SHORT PROBLEM:
Look through the data below and return each line where "JSON" appears.

[Dataset entries on figures]
##############################

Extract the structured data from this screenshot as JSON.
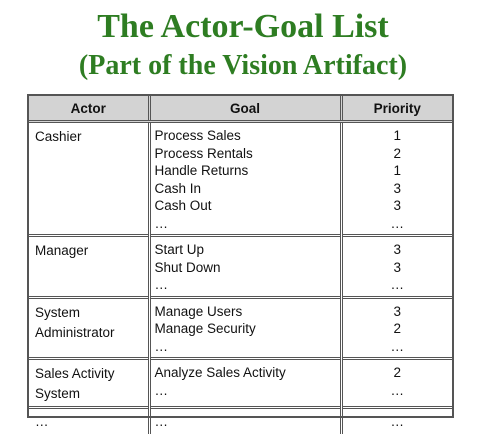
{
  "title": "The Actor-Goal List",
  "subtitle": "(Part of the Vision Artifact)",
  "table": {
    "headers": {
      "actor": "Actor",
      "goal": "Goal",
      "priority": "Priority"
    },
    "rows": [
      {
        "actor": [
          "Cashier"
        ],
        "goals": [
          "Process Sales",
          "Process Rentals",
          "Handle Returns",
          "Cash In",
          "Cash Out",
          "…"
        ],
        "priorities": [
          "1",
          "2",
          "1",
          "3",
          "3",
          "…"
        ]
      },
      {
        "actor": [
          "Manager"
        ],
        "goals": [
          "Start Up",
          "Shut Down",
          "…"
        ],
        "priorities": [
          "3",
          "3",
          "…"
        ]
      },
      {
        "actor": [
          "System",
          "Administrator"
        ],
        "goals": [
          "Manage Users",
          "Manage Security",
          "…"
        ],
        "priorities": [
          "3",
          "2",
          "…"
        ]
      },
      {
        "actor": [
          "Sales Activity",
          "System"
        ],
        "goals": [
          "Analyze Sales Activity",
          "…"
        ],
        "priorities": [
          "2",
          "…"
        ]
      },
      {
        "actor": [
          "…"
        ],
        "goals": [
          "…"
        ],
        "priorities": [
          "…"
        ]
      }
    ]
  }
}
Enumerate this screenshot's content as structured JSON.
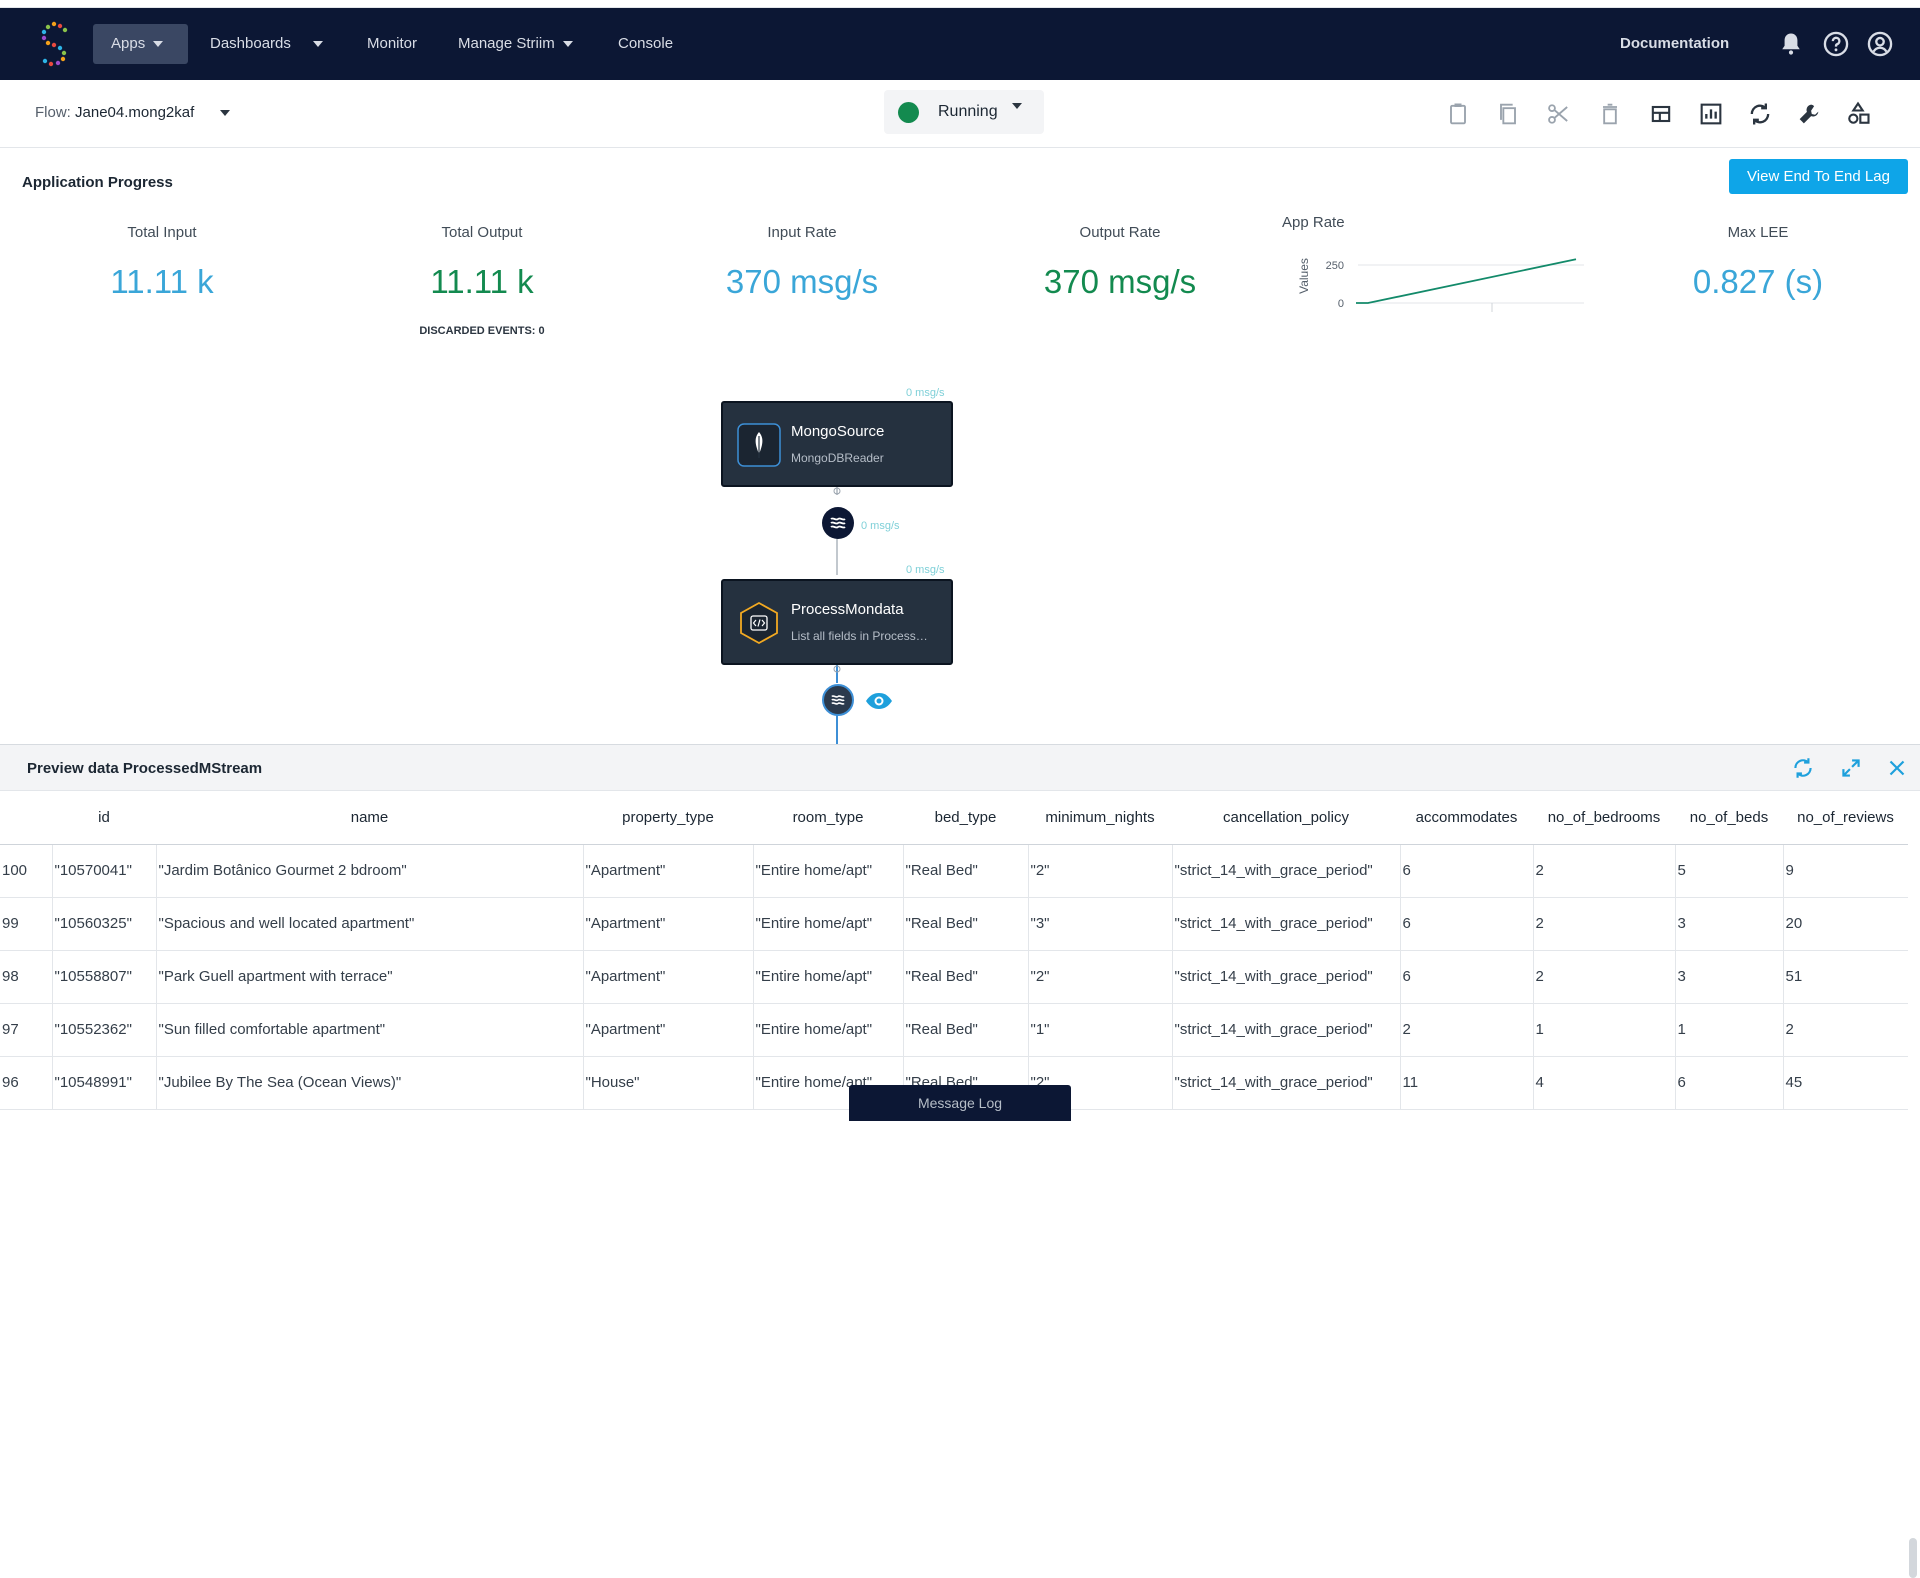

##############################

RESULT OF THIS TASK:
Extract the structured data from this screenshot as JSON.
Enumerate this screenshot's content as structured JSON.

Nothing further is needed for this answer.